◆ Exercise description ◆
Reproduce every entry exactly, without alteration.
*** Data to use ***
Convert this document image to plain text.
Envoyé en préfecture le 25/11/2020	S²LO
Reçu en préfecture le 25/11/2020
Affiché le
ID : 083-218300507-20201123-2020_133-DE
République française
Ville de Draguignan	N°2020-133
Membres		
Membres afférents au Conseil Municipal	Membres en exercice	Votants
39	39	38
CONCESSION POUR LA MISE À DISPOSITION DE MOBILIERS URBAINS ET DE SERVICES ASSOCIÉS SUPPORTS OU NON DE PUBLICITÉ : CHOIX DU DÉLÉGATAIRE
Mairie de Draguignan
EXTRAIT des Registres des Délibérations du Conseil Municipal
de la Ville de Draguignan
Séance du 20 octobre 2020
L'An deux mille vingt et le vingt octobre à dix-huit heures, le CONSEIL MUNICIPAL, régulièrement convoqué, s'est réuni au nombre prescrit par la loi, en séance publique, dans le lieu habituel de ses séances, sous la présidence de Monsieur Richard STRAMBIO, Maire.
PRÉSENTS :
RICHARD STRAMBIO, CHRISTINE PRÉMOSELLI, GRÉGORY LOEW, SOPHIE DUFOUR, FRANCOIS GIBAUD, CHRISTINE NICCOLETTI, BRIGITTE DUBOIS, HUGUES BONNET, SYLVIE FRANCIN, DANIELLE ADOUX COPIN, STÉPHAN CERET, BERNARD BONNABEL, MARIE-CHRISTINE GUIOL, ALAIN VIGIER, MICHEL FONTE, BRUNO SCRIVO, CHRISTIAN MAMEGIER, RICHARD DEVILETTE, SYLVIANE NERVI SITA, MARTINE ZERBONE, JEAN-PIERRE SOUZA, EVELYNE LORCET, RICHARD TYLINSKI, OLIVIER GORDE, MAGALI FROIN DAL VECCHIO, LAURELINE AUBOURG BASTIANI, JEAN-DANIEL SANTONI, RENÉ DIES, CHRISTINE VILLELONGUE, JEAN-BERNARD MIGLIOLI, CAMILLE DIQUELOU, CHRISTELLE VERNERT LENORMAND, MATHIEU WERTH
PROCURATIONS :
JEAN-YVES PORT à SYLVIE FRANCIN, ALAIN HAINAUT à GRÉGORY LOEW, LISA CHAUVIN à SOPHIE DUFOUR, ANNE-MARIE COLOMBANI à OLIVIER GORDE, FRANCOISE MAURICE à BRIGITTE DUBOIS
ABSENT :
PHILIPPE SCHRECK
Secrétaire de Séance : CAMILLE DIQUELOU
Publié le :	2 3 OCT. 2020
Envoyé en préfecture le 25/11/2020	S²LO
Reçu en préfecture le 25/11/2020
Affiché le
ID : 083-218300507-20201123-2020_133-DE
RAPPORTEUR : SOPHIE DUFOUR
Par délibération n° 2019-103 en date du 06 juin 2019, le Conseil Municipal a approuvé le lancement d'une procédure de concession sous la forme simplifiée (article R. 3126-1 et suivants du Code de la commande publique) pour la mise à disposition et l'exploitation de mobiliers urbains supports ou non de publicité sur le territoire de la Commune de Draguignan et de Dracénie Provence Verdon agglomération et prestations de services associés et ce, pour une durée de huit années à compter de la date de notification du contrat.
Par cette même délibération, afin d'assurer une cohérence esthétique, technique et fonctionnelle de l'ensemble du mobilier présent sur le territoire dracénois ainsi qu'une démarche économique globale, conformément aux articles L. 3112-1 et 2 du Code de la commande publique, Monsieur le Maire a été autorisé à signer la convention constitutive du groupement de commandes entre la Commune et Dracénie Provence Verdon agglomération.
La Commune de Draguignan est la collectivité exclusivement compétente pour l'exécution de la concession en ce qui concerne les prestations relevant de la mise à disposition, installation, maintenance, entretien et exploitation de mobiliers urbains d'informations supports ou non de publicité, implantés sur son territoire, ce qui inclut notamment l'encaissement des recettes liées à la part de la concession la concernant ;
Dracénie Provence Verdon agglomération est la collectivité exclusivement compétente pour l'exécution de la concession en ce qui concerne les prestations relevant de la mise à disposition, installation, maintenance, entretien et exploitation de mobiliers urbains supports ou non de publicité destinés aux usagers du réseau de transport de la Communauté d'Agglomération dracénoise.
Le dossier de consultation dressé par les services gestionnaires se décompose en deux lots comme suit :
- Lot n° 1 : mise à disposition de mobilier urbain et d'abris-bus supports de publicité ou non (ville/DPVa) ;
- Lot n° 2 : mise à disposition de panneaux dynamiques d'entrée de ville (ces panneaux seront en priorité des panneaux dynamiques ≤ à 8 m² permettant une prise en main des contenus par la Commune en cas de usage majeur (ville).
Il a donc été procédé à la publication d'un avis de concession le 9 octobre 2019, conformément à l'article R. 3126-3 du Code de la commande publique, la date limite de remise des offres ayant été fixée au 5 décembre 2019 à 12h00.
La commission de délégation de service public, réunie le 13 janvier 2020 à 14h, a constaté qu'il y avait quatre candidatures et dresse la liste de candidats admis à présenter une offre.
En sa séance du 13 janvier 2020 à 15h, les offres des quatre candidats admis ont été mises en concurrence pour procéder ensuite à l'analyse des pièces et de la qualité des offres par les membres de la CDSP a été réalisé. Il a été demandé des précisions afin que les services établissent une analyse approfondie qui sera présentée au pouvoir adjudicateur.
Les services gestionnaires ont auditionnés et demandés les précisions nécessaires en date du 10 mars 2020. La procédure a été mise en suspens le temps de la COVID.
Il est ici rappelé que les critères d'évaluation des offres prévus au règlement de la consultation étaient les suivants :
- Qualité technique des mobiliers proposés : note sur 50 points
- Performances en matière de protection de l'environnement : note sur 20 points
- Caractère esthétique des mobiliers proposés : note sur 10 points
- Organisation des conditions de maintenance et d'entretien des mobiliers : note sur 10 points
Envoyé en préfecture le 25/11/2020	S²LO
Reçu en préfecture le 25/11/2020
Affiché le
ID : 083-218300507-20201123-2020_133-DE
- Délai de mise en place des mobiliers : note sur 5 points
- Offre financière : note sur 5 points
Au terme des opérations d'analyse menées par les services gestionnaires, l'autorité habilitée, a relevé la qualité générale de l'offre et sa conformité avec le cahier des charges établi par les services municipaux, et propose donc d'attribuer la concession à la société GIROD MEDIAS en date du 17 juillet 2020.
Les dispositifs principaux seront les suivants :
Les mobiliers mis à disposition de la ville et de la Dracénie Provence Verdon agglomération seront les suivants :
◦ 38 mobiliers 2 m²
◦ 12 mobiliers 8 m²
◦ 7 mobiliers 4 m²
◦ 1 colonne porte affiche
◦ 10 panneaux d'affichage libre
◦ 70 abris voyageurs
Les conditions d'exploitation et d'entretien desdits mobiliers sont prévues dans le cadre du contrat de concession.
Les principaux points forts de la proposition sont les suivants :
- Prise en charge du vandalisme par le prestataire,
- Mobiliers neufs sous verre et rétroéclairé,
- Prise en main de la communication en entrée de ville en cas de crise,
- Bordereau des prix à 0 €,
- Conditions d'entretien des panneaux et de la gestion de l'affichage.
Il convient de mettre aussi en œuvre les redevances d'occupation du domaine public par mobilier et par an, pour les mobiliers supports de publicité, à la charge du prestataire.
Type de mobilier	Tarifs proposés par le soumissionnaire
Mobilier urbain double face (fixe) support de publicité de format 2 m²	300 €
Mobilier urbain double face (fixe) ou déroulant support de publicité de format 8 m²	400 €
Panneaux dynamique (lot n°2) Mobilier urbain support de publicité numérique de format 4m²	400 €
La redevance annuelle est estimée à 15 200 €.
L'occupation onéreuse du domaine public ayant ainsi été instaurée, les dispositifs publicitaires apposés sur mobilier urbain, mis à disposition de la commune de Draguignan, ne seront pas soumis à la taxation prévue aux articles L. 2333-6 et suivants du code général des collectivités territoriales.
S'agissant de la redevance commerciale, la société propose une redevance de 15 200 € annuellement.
***
◆ Response below ◆
Convert this document image to plain text.
Envoyé en préfecture le 25/11/2020	S²LO
Reçu en préfecture le 25/11/2020
Affiché le
ID : 083-218300507-20201123-2020_133-DE
République française
Ville de Draguignan	N°2020-133
Membres		
Membres afférents au Conseil Municipal	Membres en exercice	Votants
39	39	38
CONCESSION POUR LA MISE À DISPOSITION DE MOBILIERS URBAINS ET DE SERVICES ASSOCIÉS SUPPORTS OU NON DE PUBLICITÉ : CHOIX DU DÉLÉGATAIRE
Mairie de Draguignan
EXTRAIT des Registres des Délibérations du Conseil Municipal
de la Ville de Draguignan
Séance du 20 octobre 2020
L'An deux mille vingt et le vingt octobre à dix-huit heures, le CONSEIL MUNICIPAL, régulièrement convoqué, s'est réuni au nombre prescrit par la loi, en séance publique, dans le lieu habituel de ses séances, sous la présidence de Monsieur Richard STRAMBIO, Maire.
PRÉSENTS :
RICHARD STRAMBIO, CHRISTINE PRÉMOSELLI, GRÉGORY LOEW, SOPHIE DUFOUR, FRANCOIS GIBAUD, CHRISTINE NICCOLETTI, BRIGITTE DUBOIS, HUGUES BONNET, SYLVIE FRANCIN, DANIELLE ADOUX COPIN, STÉPHAN CERET, BERNARD BONNABEL, MARIE-CHRISTINE GUIOL, ALAIN VIGIER, MICHEL FONTE, BRUNO SCRIVO, CHRISTIAN MAMEGIER, RICHARD DEVILETTE, SYLVIANE NERVI SITA, MARTINE ZERBONE, JEAN-PIERRE SOUZA, EVELYNE LORCET, RICHARD TYLINSKI, OLIVIER GORDE, MAGALI FROIN DAL VECCHIO, LAURELINE AUBOURG BASTIANI, JEAN-DANIEL SANTONI, RENÉ DIES, CHRISTINE VILLELONGUE, JEAN-BERNARD MIGLIOLI, CAMILLE DIQUELOU, CHRISTELLE VERNERT LENORMAND, MATHIEU WERTH
PROCURATIONS :
JEAN-YVES PORT à SYLVIE FRANCIN, ALAIN HAINAUT à GRÉGORY LOEW, LISA CHAUVIN à SOPHIE DUFOUR, ANNE-MARIE COLOMBANI à OLIVIER GORDE, FRANCOISE MAURICE à BRIGITTE DUBOIS
ABSENT :
PHILIPPE SCHRECK
Secrétaire de Séance : CAMILLE DIQUELOU
Publié le :	2 3 OCT. 2020
Envoyé en préfecture le 25/11/2020	S²LO
Reçu en préfecture le 25/11/2020
Affiché le
ID : 083-218300507-20201123-2020_133-DE
RAPPORTEUR : SOPHIE DUFOUR
Par délibération n° 2019-103 en date du 06 juin 2019, le Conseil Municipal a approuvé le lancement d'une procédure de concession sous la forme simplifiée (article R. 3126-1 et suivants du Code de la commande publique) pour la mise à disposition et l'exploitation de mobiliers urbains supports ou non de publicité sur le territoire de la Commune de Draguignan et de Dracénie Provence Verdon agglomération et prestations de services associés et ce, pour une durée de huit années à compter de la date de notification du contrat.
Par cette même délibération, afin d'assurer une cohérence esthétique, technique et fonctionnelle de l'ensemble du mobilier présent sur le territoire dracénois ainsi qu'une démarche économique globale, conformément aux articles L. 3112-1 et 2 du Code de la commande publique, Monsieur le Maire a été autorisé à signer la convention constitutive du groupement de commandes entre la Commune et Dracénie Provence Verdon agglomération.
La Commune de Draguignan est la collectivité exclusivement compétente pour l'exécution de la concession en ce qui concerne les prestations relevant de la mise à disposition, installation, maintenance, entretien et exploitation de mobiliers urbains d'informations supports ou non de publicité, implantés sur son territoire, ce qui inclut notamment l'encaissement des recettes liées à la part de la concession la concernant ;
Dracénie Provence Verdon agglomération est la collectivité exclusivement compétente pour l'exécution de la concession en ce qui concerne les prestations relevant de la mise à disposition, installation, maintenance, entretien et exploitation de mobiliers urbains supports ou non de publicité destinés aux usagers du réseau de transport de la Communauté d'Agglomération dracénoise.
Le dossier de consultation dressé par les services gestionnaires se décompose en deux lots comme suit :
- Lot n° 1 : mise à disposition de mobilier urbain et d'abris-bus supports de publicité ou non (ville/DPVa) ;
- Lot n° 2 : mise à disposition de panneaux dynamiques d'entrée de ville (ces panneaux seront en priorité des panneaux dynamiques ≤ à 8 m² permettant une prise en main des contenus par la Commune en cas de usage majeur (ville).
Il a donc été procédé à la publication d'un avis de concession le 9 octobre 2019, conformément à l'article R. 3126-3 du Code de la commande publique, la date limite de remise des offres ayant été fixée au 5 décembre 2019 à 12h00.
La commission de délégation de service public, réunie le 13 janvier 2020 à 14h, a constaté qu'il y avait quatre candidatures et dresse la liste de candidats admis à présenter une offre.
En sa séance du 13 janvier 2020 à 15h, les offres des quatre candidats admis ont été mises en concurrence pour procéder ensuite à l'analyse des pièces et de la qualité des offres par les membres de la CDSP a été réalisé. Il a été demandé des précisions afin que les services établissent une analyse approfondie qui sera présentée au pouvoir adjudicateur.
Les services gestionnaires ont auditionnés et demandés les précisions nécessaires en date du 10 mars 2020. La procédure a été mise en suspens le temps de la COVID.
Il est ici rappelé que les critères d'évaluation des offres prévus au règlement de la consultation étaient les suivants :
- Qualité technique des mobiliers proposés : note sur 50 points
- Performances en matière de protection de l'environnement : note sur 20 points
- Caractère esthétique des mobiliers proposés : note sur 10 points
- Organisation des conditions de maintenance et d'entretien des mobiliers : note sur 10 points
Envoyé en préfecture le 25/11/2020	S²LO
Reçu en préfecture le 25/11/2020
Affiché le
ID : 083-218300507-20201123-2020_133-DE
- Délai de mise en place des mobiliers : note sur 5 points
- Offre financière : note sur 5 points
Au terme des opérations d'analyse menées par les services gestionnaires, l'autorité habilitée, a relevé la qualité générale de l'offre et sa conformité avec le cahier des charges établi par les services municipaux, et propose donc d'attribuer la concession à la société GIROD MEDIAS en date du 17 juillet 2020.
Les dispositifs principaux seront les suivants :
Les mobiliers mis à disposition de la ville et de la Dracénie Provence Verdon agglomération seront les suivants :
◦ 38 mobiliers 2 m²
◦ 12 mobiliers 8 m²
◦ 7 mobiliers 4 m²
◦ 1 colonne porte affiche
◦ 10 panneaux d'affichage libre
◦ 70 abris voyageurs
Les conditions d'exploitation et d'entretien desdits mobiliers sont prévues dans le cadre du contrat de concession.
Les principaux points forts de la proposition sont les suivants :
- Prise en charge du vandalisme par le prestataire,
- Mobiliers neufs sous verre et rétroéclairé,
- Prise en main de la communication en entrée de ville en cas de crise,
- Bordereau des prix à 0 €,
- Conditions d'entretien des panneaux et de la gestion de l'affichage.
Il convient de mettre aussi en œuvre les redevances d'occupation du domaine public par mobilier et par an, pour les mobiliers supports de publicité, à la charge du prestataire.
Type de mobilier	Tarifs proposés par le soumissionnaire
Mobilier urbain double face (fixe) support de publicité de format 2 m²	300 €
Mobilier urbain double face (fixe) ou déroulant support de publicité de format 8 m²	400 €
Panneaux dynamique (lot n°2) Mobilier urbain support de publicité numérique de format 4m²	400 €
La redevance annuelle est estimée à 15 200 €.
L'occupation onéreuse du domaine public ayant ainsi été instaurée, les dispositifs publicitaires apposés sur mobilier urbain, mis à disposition de la commune de Draguignan, ne seront pas soumis à la taxation prévue aux articles L. 2333-6 et suivants du code général des collectivités territoriales.
S'agissant de la redevance commerciale, la société propose une redevance de 15 200 € annuellement.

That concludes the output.